- **What to work on**:
Print all of the entries exactly, minus the pictures.

- **Records from a data source**:
▼

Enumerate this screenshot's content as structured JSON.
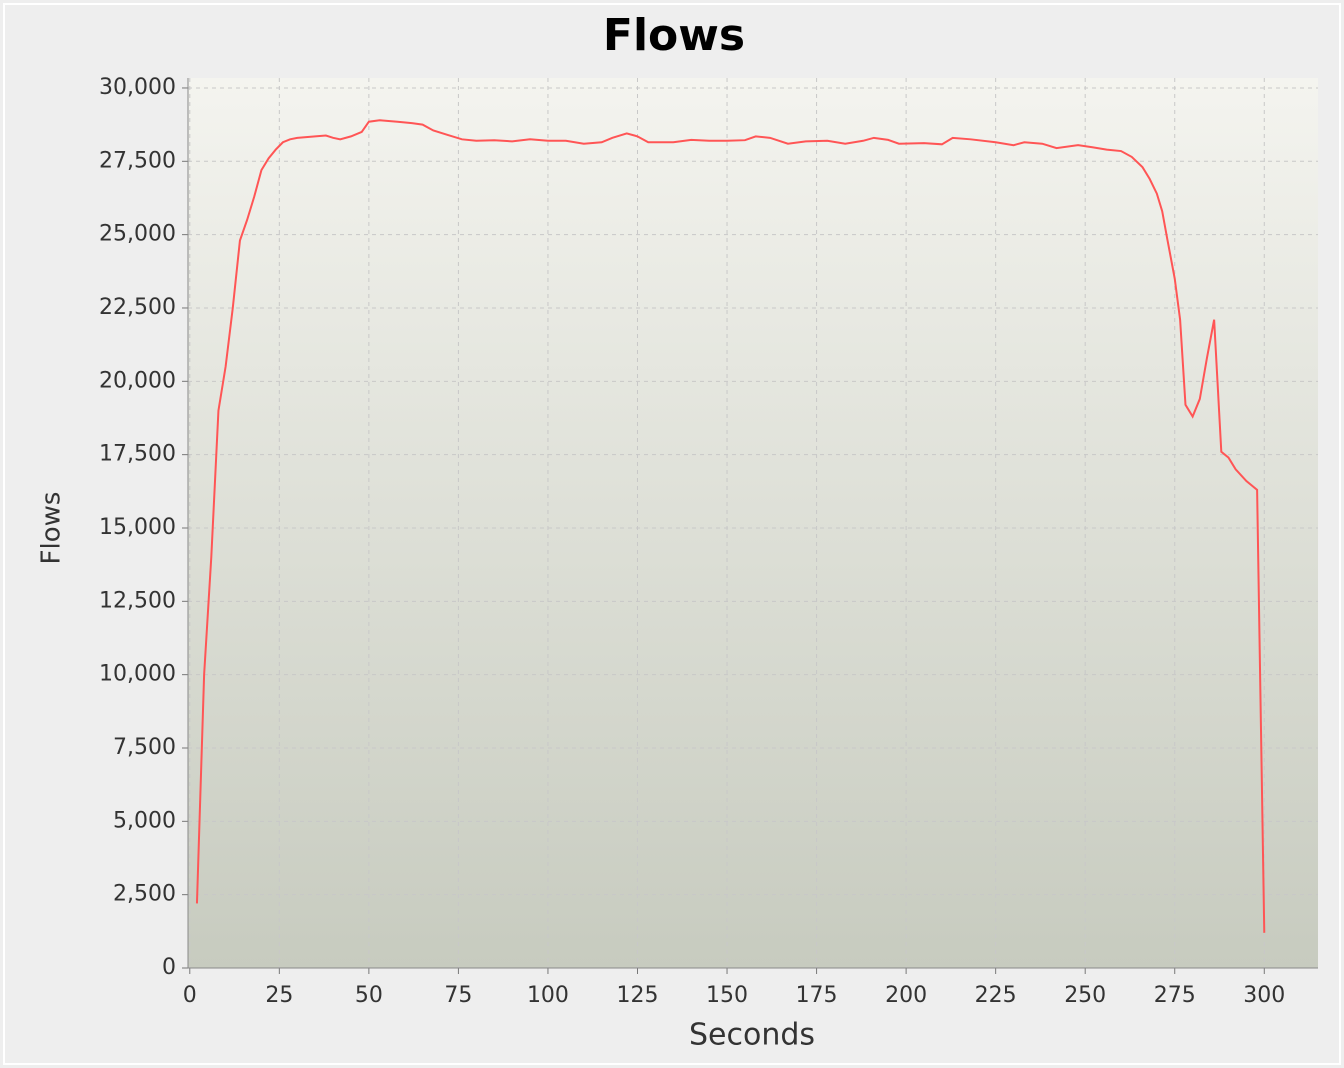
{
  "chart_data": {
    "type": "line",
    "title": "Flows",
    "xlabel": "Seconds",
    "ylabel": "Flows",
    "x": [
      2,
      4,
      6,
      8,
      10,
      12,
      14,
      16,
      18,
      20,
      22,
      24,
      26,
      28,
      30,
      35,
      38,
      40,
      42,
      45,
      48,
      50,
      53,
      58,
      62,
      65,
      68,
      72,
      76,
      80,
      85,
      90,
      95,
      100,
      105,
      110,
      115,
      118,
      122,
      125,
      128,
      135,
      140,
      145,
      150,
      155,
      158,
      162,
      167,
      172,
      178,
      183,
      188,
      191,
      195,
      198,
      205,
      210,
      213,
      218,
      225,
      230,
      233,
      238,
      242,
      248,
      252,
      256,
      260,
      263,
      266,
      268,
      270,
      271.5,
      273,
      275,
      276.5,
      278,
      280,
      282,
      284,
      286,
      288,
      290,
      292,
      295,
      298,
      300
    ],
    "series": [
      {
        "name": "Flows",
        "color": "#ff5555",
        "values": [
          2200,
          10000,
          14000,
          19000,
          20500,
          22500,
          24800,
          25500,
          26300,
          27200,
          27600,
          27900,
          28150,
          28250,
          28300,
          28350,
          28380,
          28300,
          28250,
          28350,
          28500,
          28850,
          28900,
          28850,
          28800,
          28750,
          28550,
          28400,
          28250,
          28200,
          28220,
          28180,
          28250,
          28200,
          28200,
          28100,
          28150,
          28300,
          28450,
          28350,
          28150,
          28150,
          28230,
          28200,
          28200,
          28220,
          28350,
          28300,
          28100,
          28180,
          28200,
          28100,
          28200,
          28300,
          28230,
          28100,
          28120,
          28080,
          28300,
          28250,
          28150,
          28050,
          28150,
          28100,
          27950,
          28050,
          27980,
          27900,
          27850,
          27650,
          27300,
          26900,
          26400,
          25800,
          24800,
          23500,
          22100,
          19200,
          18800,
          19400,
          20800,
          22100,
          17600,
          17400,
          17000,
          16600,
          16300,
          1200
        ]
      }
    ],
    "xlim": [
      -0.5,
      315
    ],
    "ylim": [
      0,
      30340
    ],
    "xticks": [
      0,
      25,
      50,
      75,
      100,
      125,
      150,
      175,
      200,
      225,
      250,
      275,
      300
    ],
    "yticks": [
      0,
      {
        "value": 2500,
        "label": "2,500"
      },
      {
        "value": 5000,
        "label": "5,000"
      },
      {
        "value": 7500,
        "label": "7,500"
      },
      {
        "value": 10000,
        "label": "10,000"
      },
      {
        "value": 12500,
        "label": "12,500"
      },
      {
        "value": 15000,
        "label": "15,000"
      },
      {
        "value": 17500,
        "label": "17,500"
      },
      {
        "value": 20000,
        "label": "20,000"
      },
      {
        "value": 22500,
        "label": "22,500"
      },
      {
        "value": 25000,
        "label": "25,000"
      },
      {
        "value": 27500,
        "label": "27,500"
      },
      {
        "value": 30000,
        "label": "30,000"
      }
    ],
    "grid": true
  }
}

▲

- **Response to the exercise**:
Enumerate this screenshot's content as structured JSON.
{
  "chart_data": {
    "type": "line",
    "title": "Flows",
    "xlabel": "Seconds",
    "ylabel": "Flows",
    "x": [
      2,
      4,
      6,
      8,
      10,
      12,
      14,
      16,
      18,
      20,
      22,
      24,
      26,
      28,
      30,
      35,
      38,
      40,
      42,
      45,
      48,
      50,
      53,
      58,
      62,
      65,
      68,
      72,
      76,
      80,
      85,
      90,
      95,
      100,
      105,
      110,
      115,
      118,
      122,
      125,
      128,
      135,
      140,
      145,
      150,
      155,
      158,
      162,
      167,
      172,
      178,
      183,
      188,
      191,
      195,
      198,
      205,
      210,
      213,
      218,
      225,
      230,
      233,
      238,
      242,
      248,
      252,
      256,
      260,
      263,
      266,
      268,
      270,
      271.5,
      273,
      275,
      276.5,
      278,
      280,
      282,
      284,
      286,
      288,
      290,
      292,
      295,
      298,
      300
    ],
    "series": [
      {
        "name": "Flows",
        "color": "#ff5555",
        "values": [
          2200,
          10000,
          14000,
          19000,
          20500,
          22500,
          24800,
          25500,
          26300,
          27200,
          27600,
          27900,
          28150,
          28250,
          28300,
          28350,
          28380,
          28300,
          28250,
          28350,
          28500,
          28850,
          28900,
          28850,
          28800,
          28750,
          28550,
          28400,
          28250,
          28200,
          28220,
          28180,
          28250,
          28200,
          28200,
          28100,
          28150,
          28300,
          28450,
          28350,
          28150,
          28150,
          28230,
          28200,
          28200,
          28220,
          28350,
          28300,
          28100,
          28180,
          28200,
          28100,
          28200,
          28300,
          28230,
          28100,
          28120,
          28080,
          28300,
          28250,
          28150,
          28050,
          28150,
          28100,
          27950,
          28050,
          27980,
          27900,
          27850,
          27650,
          27300,
          26900,
          26400,
          25800,
          24800,
          23500,
          22100,
          19200,
          18800,
          19400,
          20800,
          22100,
          17600,
          17400,
          17000,
          16600,
          16300,
          1200
        ]
      }
    ],
    "xlim": [
      -0.5,
      315
    ],
    "ylim": [
      0,
      30340
    ],
    "xticks": [
      0,
      25,
      50,
      75,
      100,
      125,
      150,
      175,
      200,
      225,
      250,
      275,
      300
    ],
    "yticks": [
      0,
      {
        "value": 2500,
        "label": "2,500"
      },
      {
        "value": 5000,
        "label": "5,000"
      },
      {
        "value": 7500,
        "label": "7,500"
      },
      {
        "value": 10000,
        "label": "10,000"
      },
      {
        "value": 12500,
        "label": "12,500"
      },
      {
        "value": 15000,
        "label": "15,000"
      },
      {
        "value": 17500,
        "label": "17,500"
      },
      {
        "value": 20000,
        "label": "20,000"
      },
      {
        "value": 22500,
        "label": "22,500"
      },
      {
        "value": 25000,
        "label": "25,000"
      },
      {
        "value": 27500,
        "label": "27,500"
      },
      {
        "value": 30000,
        "label": "30,000"
      }
    ],
    "grid": true
  }
}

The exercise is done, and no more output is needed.